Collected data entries

-- Begin --

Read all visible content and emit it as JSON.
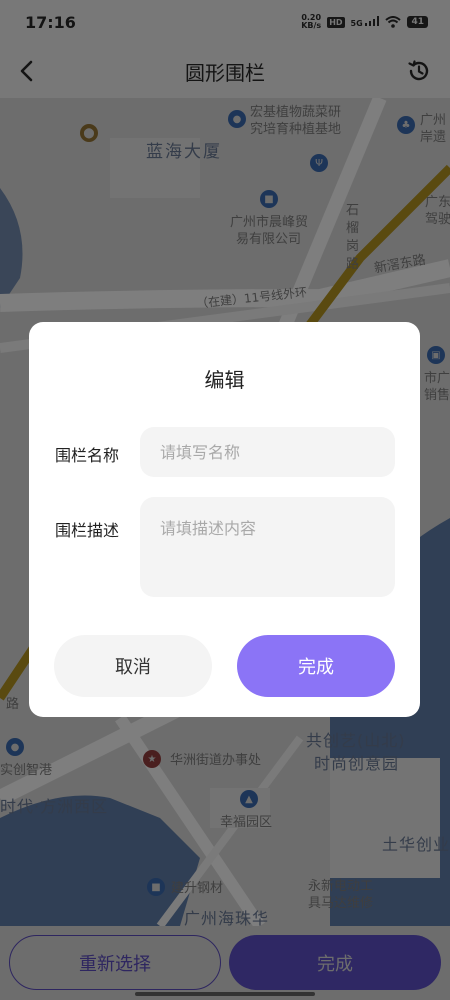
{
  "status_bar": {
    "time": "17:16",
    "net_speed_value": "0.20",
    "net_speed_unit": "KB/s",
    "hd": "HD",
    "signal": "5G",
    "battery": "41"
  },
  "header": {
    "title": "圆形围栏",
    "back_icon": "chevron-left-icon",
    "history_icon": "history-clock-icon"
  },
  "map": {
    "labels": {
      "guangzhou_ruins": "广州",
      "guangzhou_ruins2": "岸遗",
      "research_1": "宏基植物蔬菜研",
      "research_2": "究培育种植基地",
      "lanhai": "蓝海大厦",
      "chenfeng_1": "广州市晨峰贸",
      "chenfeng_2": "易有限公司",
      "shiliugang": "石榴岗路",
      "guangdong_drive_1": "广东",
      "guangdong_drive_2": "驾驶",
      "xinjiao_road": "新滘东路",
      "metro_line": "（在建）11号线外环",
      "city_sales_1": "市广",
      "city_sales_2": "销售",
      "road_suffix": "路",
      "chuangzhi": "实创智港",
      "huazhou_office": "华洲街道办事处",
      "gongchuang_1": "共创艺(山北)",
      "gongchuang_2": "时尚创意园",
      "fangzhou_west": "时代·方洲西区",
      "xingfu": "幸福园区",
      "tuhua": "土华创业",
      "jiansheng": "建升钢材",
      "yongxin_1": "永新电动工",
      "yongxin_2": "具马达维修",
      "haizhu": "广州海珠华"
    }
  },
  "dialog": {
    "title": "编辑",
    "name_label": "围栏名称",
    "name_placeholder": "请填写名称",
    "name_value": "",
    "desc_label": "围栏描述",
    "desc_placeholder": "请填描述内容",
    "desc_value": "",
    "cancel_label": "取消",
    "done_label": "完成"
  },
  "bottom_bar": {
    "reselect_label": "重新选择",
    "done_label": "完成"
  },
  "colors": {
    "accent": "#8b74f6",
    "overlay_bg": "#6d6d6d",
    "input_bg": "#f4f4f4"
  }
}
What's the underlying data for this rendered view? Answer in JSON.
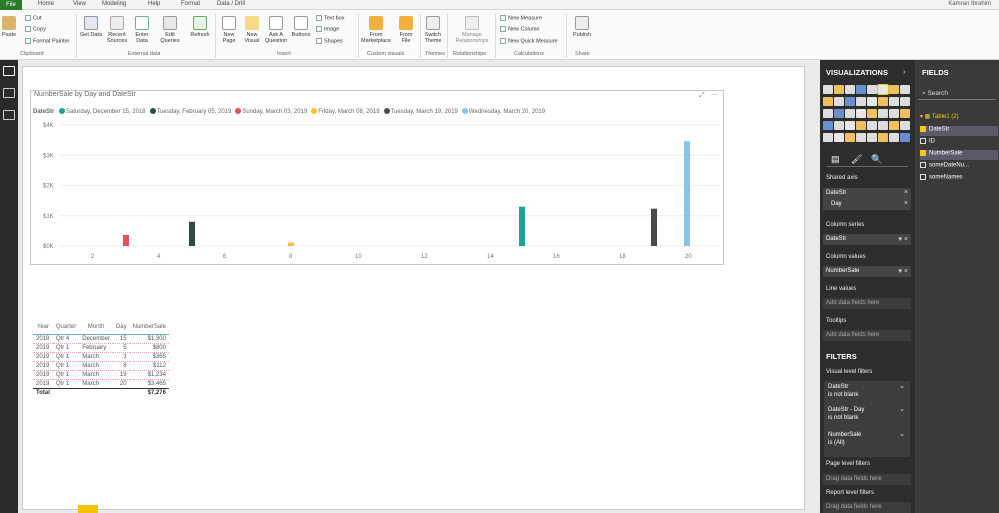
{
  "tabs": {
    "file": "File",
    "home": "Home",
    "view": "View",
    "modeling": "Modeling",
    "help": "Help",
    "format": "Format",
    "data_drill": "Data / Drill",
    "user": "Kamran Ibrahim"
  },
  "ribbon": {
    "paste": "Paste",
    "cut": "Cut",
    "copy": "Copy",
    "format_painter": "Format Painter",
    "get_data": "Get Data",
    "recent_sources": "Recent Sources",
    "enter_data": "Enter Data",
    "edit_queries": "Edit Queries",
    "refresh": "Refresh",
    "new_page": "New Page",
    "new_visual": "New Visual",
    "ask_question": "Ask A Question",
    "buttons": "Buttons",
    "text_box": "Text box",
    "image": "Image",
    "shapes": "Shapes",
    "from_marketplace": "From Marketplace",
    "from_file": "From File",
    "switch_theme": "Switch Theme",
    "manage_relationships": "Manage Relationships",
    "new_measure": "New Measure",
    "new_column": "New Column",
    "new_quick_measure": "New Quick Measure",
    "publish": "Publish",
    "groups": {
      "clipboard": "Clipboard",
      "external_data": "External data",
      "insert": "Insert",
      "custom_visuals": "Custom visuals",
      "themes": "Themes",
      "relationships": "Relationships",
      "calculations": "Calculations",
      "share": "Share"
    }
  },
  "visual": {
    "title": "NumberSale by Day and DateStr",
    "legend_title": "DateStr",
    "expand_icon": "focus-mode-icon",
    "more_icon": "more-options-icon"
  },
  "legend": [
    {
      "label": "Saturday, December 15, 2018",
      "color": "#1aa692"
    },
    {
      "label": "Tuesday, February 05, 2019",
      "color": "#2f4b40"
    },
    {
      "label": "Sunday, March 03, 2019",
      "color": "#e6505a"
    },
    {
      "label": "Friday, March 08, 2019",
      "color": "#f2c230"
    },
    {
      "label": "Tuesday, March 19, 2019",
      "color": "#4a4a48"
    },
    {
      "label": "Wednesday, March 20, 2019",
      "color": "#8ac3ec"
    }
  ],
  "chart_data": {
    "type": "bar",
    "title": "NumberSale by Day and DateStr",
    "x_ticks": [
      "2",
      "4",
      "6",
      "8",
      "10",
      "12",
      "14",
      "16",
      "18",
      "20"
    ],
    "y_ticks": [
      "$0K",
      "$1K",
      "$2K",
      "$3K",
      "$4K"
    ],
    "xlim": [
      1,
      21
    ],
    "ylim": [
      0,
      4000
    ],
    "series": [
      {
        "name": "Saturday, December 15, 2018",
        "x": 15,
        "y": 1300,
        "color": "#1aa692"
      },
      {
        "name": "Tuesday, February 05, 2019",
        "x": 5,
        "y": 800,
        "color": "#2f4b40"
      },
      {
        "name": "Sunday, March 03, 2019",
        "x": 3,
        "y": 365,
        "color": "#e6505a"
      },
      {
        "name": "Friday, March 08, 2019",
        "x": 8,
        "y": 112,
        "color": "#f2c230"
      },
      {
        "name": "Tuesday, March 19, 2019",
        "x": 19,
        "y": 1234,
        "color": "#4a4a48"
      },
      {
        "name": "Wednesday, March 20, 2019",
        "x": 20,
        "y": 3465,
        "color": "#8ac3ec"
      }
    ]
  },
  "table": {
    "headers": [
      "Year",
      "Quarter",
      "Month",
      "Day",
      "NumberSale"
    ],
    "rows": [
      [
        "2018",
        "Qtr 4",
        "December",
        "15",
        "$1,300"
      ],
      [
        "2019",
        "Qtr 1",
        "February",
        "5",
        "$800"
      ],
      [
        "2019",
        "Qtr 1",
        "March",
        "3",
        "$365"
      ],
      [
        "2019",
        "Qtr 1",
        "March",
        "8",
        "$112"
      ],
      [
        "2019",
        "Qtr 1",
        "March",
        "19",
        "$1,234"
      ],
      [
        "2019",
        "Qtr 1",
        "March",
        "20",
        "$3,465"
      ]
    ],
    "total_label": "Total",
    "total_value": "$7,276"
  },
  "viz_pane": {
    "title": "VISUALIZATIONS",
    "shared_axis": "Shared axis",
    "shared_axis_fields": [
      "DateStr",
      "Day"
    ],
    "column_series": "Column series",
    "column_series_field": "DateStr",
    "column_values": "Column values",
    "column_values_field": "NumberSale",
    "line_values": "Line values",
    "tooltips": "Tooltips",
    "add_fields": "Add data fields here",
    "filters": "FILTERS",
    "visual_level": "Visual level filters",
    "filters_list": [
      {
        "name": "DateStr",
        "cond": "is not blank"
      },
      {
        "name": "DateStr - Day",
        "cond": "is not blank"
      },
      {
        "name": "NumberSale",
        "cond": "is (All)"
      }
    ],
    "page_level": "Page level filters",
    "report_level": "Report level filters",
    "drag_here": "Drag data fields here"
  },
  "fields_pane": {
    "title": "FIELDS",
    "search_placeholder": "Search",
    "table_name": "Table1 (2)",
    "items": [
      {
        "name": "DateStr",
        "checked": true
      },
      {
        "name": "ID",
        "checked": false
      },
      {
        "name": "NumberSale",
        "checked": true
      },
      {
        "name": "someDateNu...",
        "checked": false
      },
      {
        "name": "someNames",
        "checked": false
      }
    ]
  }
}
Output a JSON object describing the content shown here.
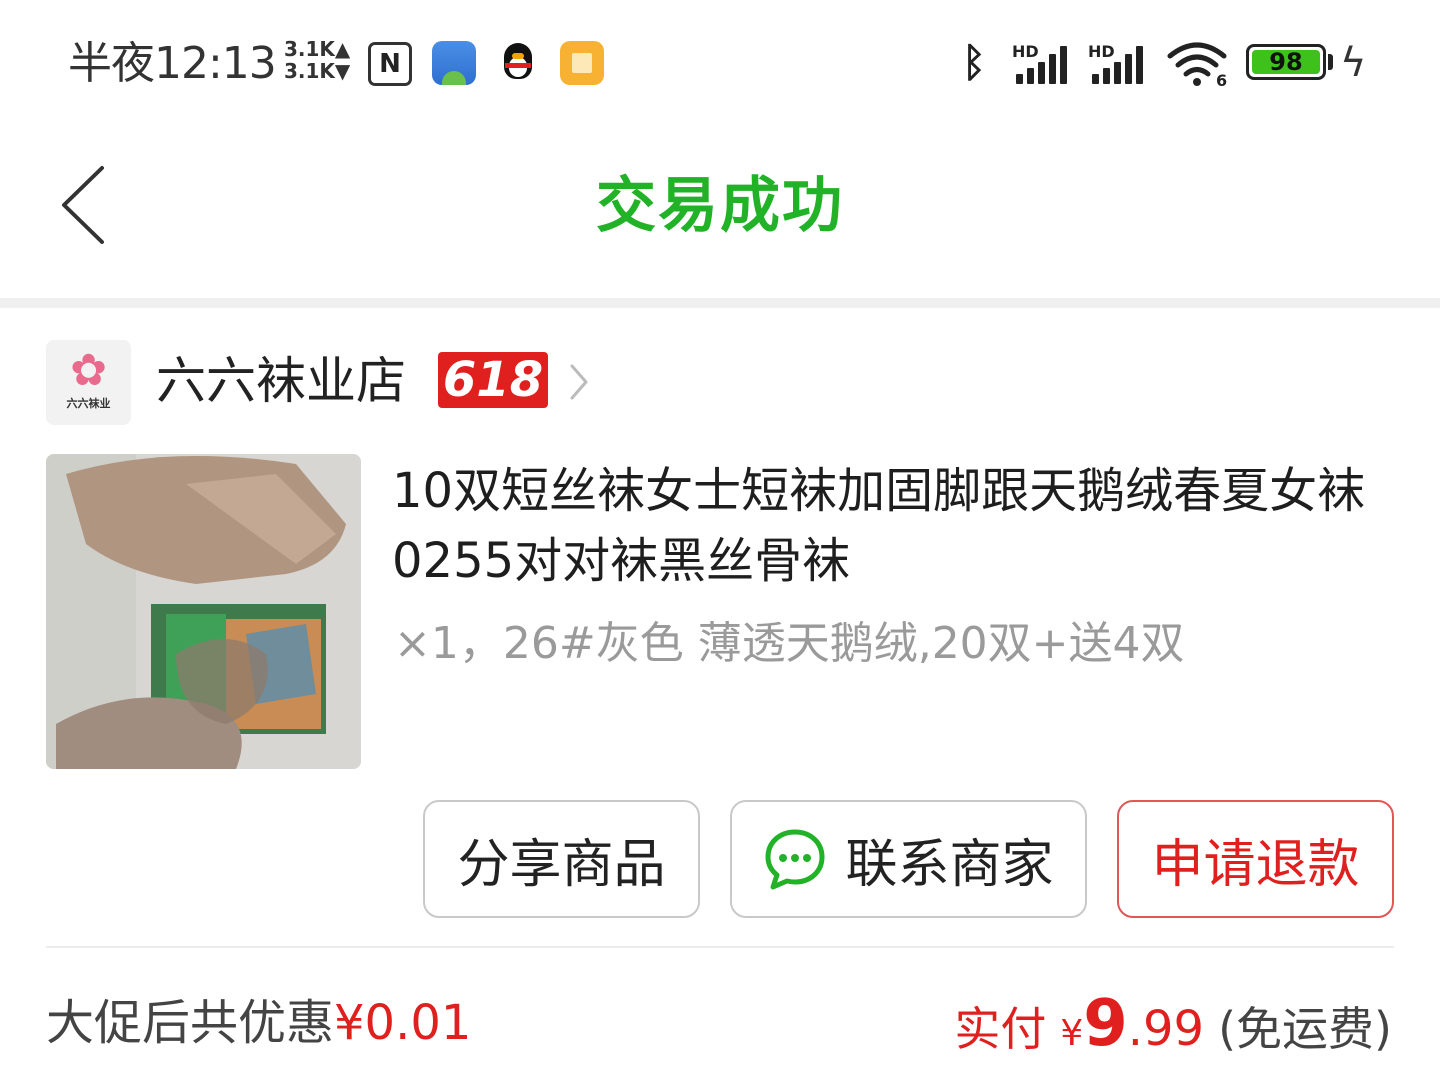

-- End --

◆ **INSTRUCTIONS TO FOLLOW**
Output the data above without changes, apart from leaving out the pictures.

◆ **CORRECT OUTPUT**
Read all visible content and emit it as JSON.
{
  "status_bar": {
    "time": "17:16",
    "net_speed_value": "0.20",
    "net_speed_unit": "KB/s",
    "hd": "HD",
    "signal": "5G",
    "battery": "41"
  },
  "header": {
    "title": "圆形围栏",
    "back_icon": "chevron-left-icon",
    "history_icon": "history-clock-icon"
  },
  "map": {
    "labels": {
      "guangzhou_ruins": "广州",
      "guangzhou_ruins2": "岸遗",
      "research_1": "宏基植物蔬菜研",
      "research_2": "究培育种植基地",
      "lanhai": "蓝海大厦",
      "chenfeng_1": "广州市晨峰贸",
      "chenfeng_2": "易有限公司",
      "shiliugang": "石榴岗路",
      "guangdong_drive_1": "广东",
      "guangdong_drive_2": "驾驶",
      "xinjiao_road": "新滘东路",
      "metro_line": "（在建）11号线外环",
      "city_sales_1": "市广",
      "city_sales_2": "销售",
      "road_suffix": "路",
      "chuangzhi": "实创智港",
      "huazhou_office": "华洲街道办事处",
      "gongchuang_1": "共创艺(山北)",
      "gongchuang_2": "时尚创意园",
      "fangzhou_west": "时代·方洲西区",
      "xingfu": "幸福园区",
      "tuhua": "土华创业",
      "jiansheng": "建升钢材",
      "yongxin_1": "永新电动工",
      "yongxin_2": "具马达维修",
      "haizhu": "广州海珠华"
    }
  },
  "dialog": {
    "title": "编辑",
    "name_label": "围栏名称",
    "name_placeholder": "请填写名称",
    "name_value": "",
    "desc_label": "围栏描述",
    "desc_placeholder": "请填描述内容",
    "desc_value": "",
    "cancel_label": "取消",
    "done_label": "完成"
  },
  "bottom_bar": {
    "reselect_label": "重新选择",
    "done_label": "完成"
  },
  "colors": {
    "accent": "#8b74f6",
    "overlay_bg": "#6d6d6d",
    "input_bg": "#f4f4f4"
  }
}
What's the underlying data for this rendered view? Answer in JSON.
{
  "tabs": {
    "file": "File",
    "home": "Home",
    "view": "View",
    "modeling": "Modeling",
    "help": "Help",
    "format": "Format",
    "data_drill": "Data / Drill",
    "user": "Kamran Ibrahim"
  },
  "ribbon": {
    "paste": "Paste",
    "cut": "Cut",
    "copy": "Copy",
    "format_painter": "Format Painter",
    "get_data": "Get Data",
    "recent_sources": "Recent Sources",
    "enter_data": "Enter Data",
    "edit_queries": "Edit Queries",
    "refresh": "Refresh",
    "new_page": "New Page",
    "new_visual": "New Visual",
    "ask_question": "Ask A Question",
    "buttons": "Buttons",
    "text_box": "Text box",
    "image": "Image",
    "shapes": "Shapes",
    "from_marketplace": "From Marketplace",
    "from_file": "From File",
    "switch_theme": "Switch Theme",
    "manage_relationships": "Manage Relationships",
    "new_measure": "New Measure",
    "new_column": "New Column",
    "new_quick_measure": "New Quick Measure",
    "publish": "Publish",
    "groups": {
      "clipboard": "Clipboard",
      "external_data": "External data",
      "insert": "Insert",
      "custom_visuals": "Custom visuals",
      "themes": "Themes",
      "relationships": "Relationships",
      "calculations": "Calculations",
      "share": "Share"
    }
  },
  "visual": {
    "title": "NumberSale by Day and DateStr",
    "legend_title": "DateStr",
    "expand_icon": "focus-mode-icon",
    "more_icon": "more-options-icon"
  },
  "legend": [
    {
      "label": "Saturday, December 15, 2018",
      "color": "#1aa692"
    },
    {
      "label": "Tuesday, February 05, 2019",
      "color": "#2f4b40"
    },
    {
      "label": "Sunday, March 03, 2019",
      "color": "#e6505a"
    },
    {
      "label": "Friday, March 08, 2019",
      "color": "#f2c230"
    },
    {
      "label": "Tuesday, March 19, 2019",
      "color": "#4a4a48"
    },
    {
      "label": "Wednesday, March 20, 2019",
      "color": "#8ac3ec"
    }
  ],
  "chart_data": {
    "type": "bar",
    "title": "NumberSale by Day and DateStr",
    "x_ticks": [
      "2",
      "4",
      "6",
      "8",
      "10",
      "12",
      "14",
      "16",
      "18",
      "20"
    ],
    "y_ticks": [
      "$0K",
      "$1K",
      "$2K",
      "$3K",
      "$4K"
    ],
    "xlim": [
      1,
      21
    ],
    "ylim": [
      0,
      4000
    ],
    "series": [
      {
        "name": "Saturday, December 15, 2018",
        "x": 15,
        "y": 1300,
        "color": "#1aa692"
      },
      {
        "name": "Tuesday, February 05, 2019",
        "x": 5,
        "y": 800,
        "color": "#2f4b40"
      },
      {
        "name": "Sunday, March 03, 2019",
        "x": 3,
        "y": 365,
        "color": "#e6505a"
      },
      {
        "name": "Friday, March 08, 2019",
        "x": 8,
        "y": 112,
        "color": "#f2c230"
      },
      {
        "name": "Tuesday, March 19, 2019",
        "x": 19,
        "y": 1234,
        "color": "#4a4a48"
      },
      {
        "name": "Wednesday, March 20, 2019",
        "x": 20,
        "y": 3465,
        "color": "#8ac3ec"
      }
    ]
  },
  "table": {
    "headers": [
      "Year",
      "Quarter",
      "Month",
      "Day",
      "NumberSale"
    ],
    "rows": [
      [
        "2018",
        "Qtr 4",
        "December",
        "15",
        "$1,300"
      ],
      [
        "2019",
        "Qtr 1",
        "February",
        "5",
        "$800"
      ],
      [
        "2019",
        "Qtr 1",
        "March",
        "3",
        "$365"
      ],
      [
        "2019",
        "Qtr 1",
        "March",
        "8",
        "$112"
      ],
      [
        "2019",
        "Qtr 1",
        "March",
        "19",
        "$1,234"
      ],
      [
        "2019",
        "Qtr 1",
        "March",
        "20",
        "$3,465"
      ]
    ],
    "total_label": "Total",
    "total_value": "$7,276"
  },
  "viz_pane": {
    "title": "VISUALIZATIONS",
    "shared_axis": "Shared axis",
    "shared_axis_fields": [
      "DateStr",
      "Day"
    ],
    "column_series": "Column series",
    "column_series_field": "DateStr",
    "column_values": "Column values",
    "column_values_field": "NumberSale",
    "line_values": "Line values",
    "tooltips": "Tooltips",
    "add_fields": "Add data fields here",
    "filters": "FILTERS",
    "visual_level": "Visual level filters",
    "filters_list": [
      {
        "name": "DateStr",
        "cond": "is not blank"
      },
      {
        "name": "DateStr - Day",
        "cond": "is not blank"
      },
      {
        "name": "NumberSale",
        "cond": "is (All)"
      }
    ],
    "page_level": "Page level filters",
    "report_level": "Report level filters",
    "drag_here": "Drag data fields here"
  },
  "fields_pane": {
    "title": "FIELDS",
    "search_placeholder": "Search",
    "table_name": "Table1 (2)",
    "items": [
      {
        "name": "DateStr",
        "checked": true
      },
      {
        "name": "ID",
        "checked": false
      },
      {
        "name": "NumberSale",
        "checked": true
      },
      {
        "name": "someDateNu...",
        "checked": false
      },
      {
        "name": "someNames",
        "checked": false
      }
    ]
  }
}
Output a JSON object describing the content shown here.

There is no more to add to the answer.